**Brief**:
Repeat the listing that follows, character for character, minus the pictures.

**Dataset entries**:

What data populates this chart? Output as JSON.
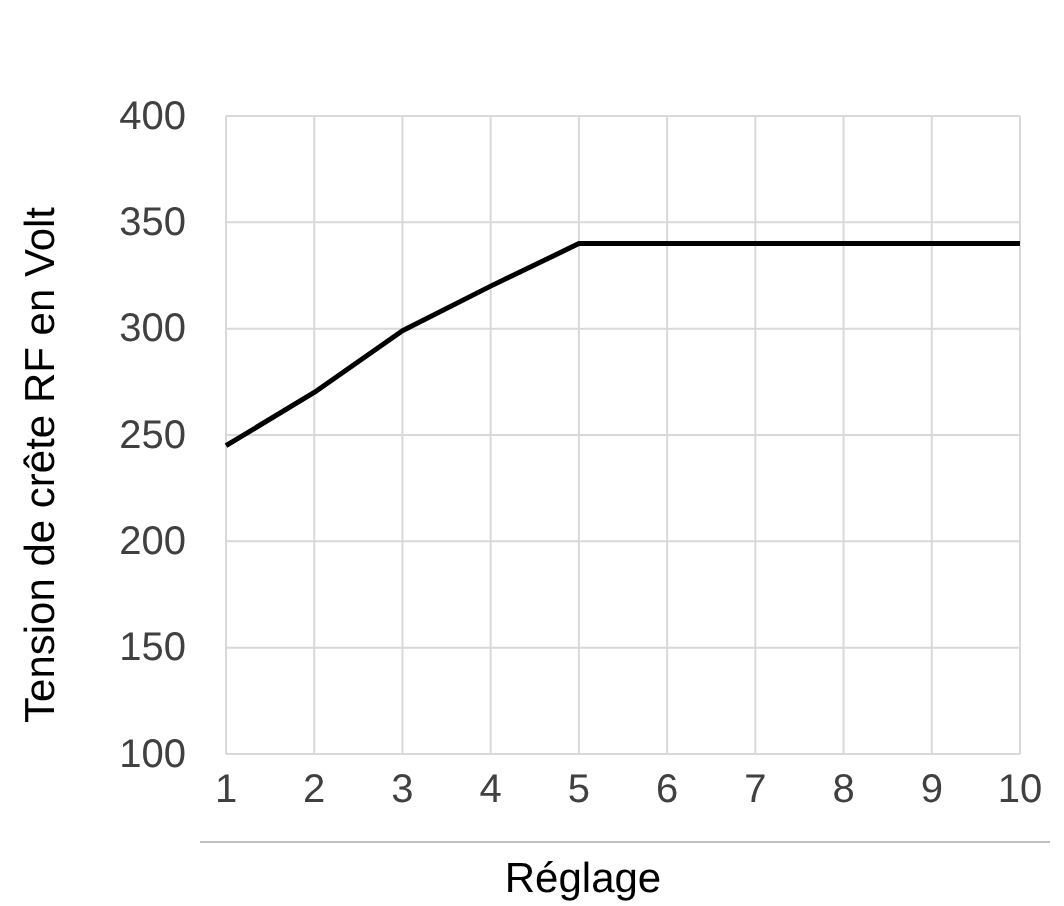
{
  "chart_data": {
    "type": "line",
    "xlabel": "Réglage",
    "ylabel": "Tension de crête RF en Volt",
    "x": [
      1,
      2,
      3,
      4,
      5,
      6,
      7,
      8,
      9,
      10
    ],
    "series": [
      {
        "color": "#000000",
        "values": [
          245,
          270,
          299,
          320,
          340,
          340,
          340,
          340,
          340,
          340
        ]
      }
    ],
    "xlim": [
      1,
      10
    ],
    "xticks": [
      1,
      2,
      3,
      4,
      5,
      6,
      7,
      8,
      9,
      10
    ],
    "ylim": [
      100,
      400
    ],
    "yticks": [
      100,
      150,
      200,
      250,
      300,
      350,
      400
    ],
    "grid": true,
    "marker": "none",
    "line_style": "solid"
  }
}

**Correct response**:
What data populates this chart? Output as JSON.
{
  "chart_data": {
    "type": "line",
    "xlabel": "Réglage",
    "ylabel": "Tension de crête RF en Volt",
    "x": [
      1,
      2,
      3,
      4,
      5,
      6,
      7,
      8,
      9,
      10
    ],
    "series": [
      {
        "color": "#000000",
        "values": [
          245,
          270,
          299,
          320,
          340,
          340,
          340,
          340,
          340,
          340
        ]
      }
    ],
    "xlim": [
      1,
      10
    ],
    "xticks": [
      1,
      2,
      3,
      4,
      5,
      6,
      7,
      8,
      9,
      10
    ],
    "ylim": [
      100,
      400
    ],
    "yticks": [
      100,
      150,
      200,
      250,
      300,
      350,
      400
    ],
    "grid": true,
    "marker": "none",
    "line_style": "solid"
  }
}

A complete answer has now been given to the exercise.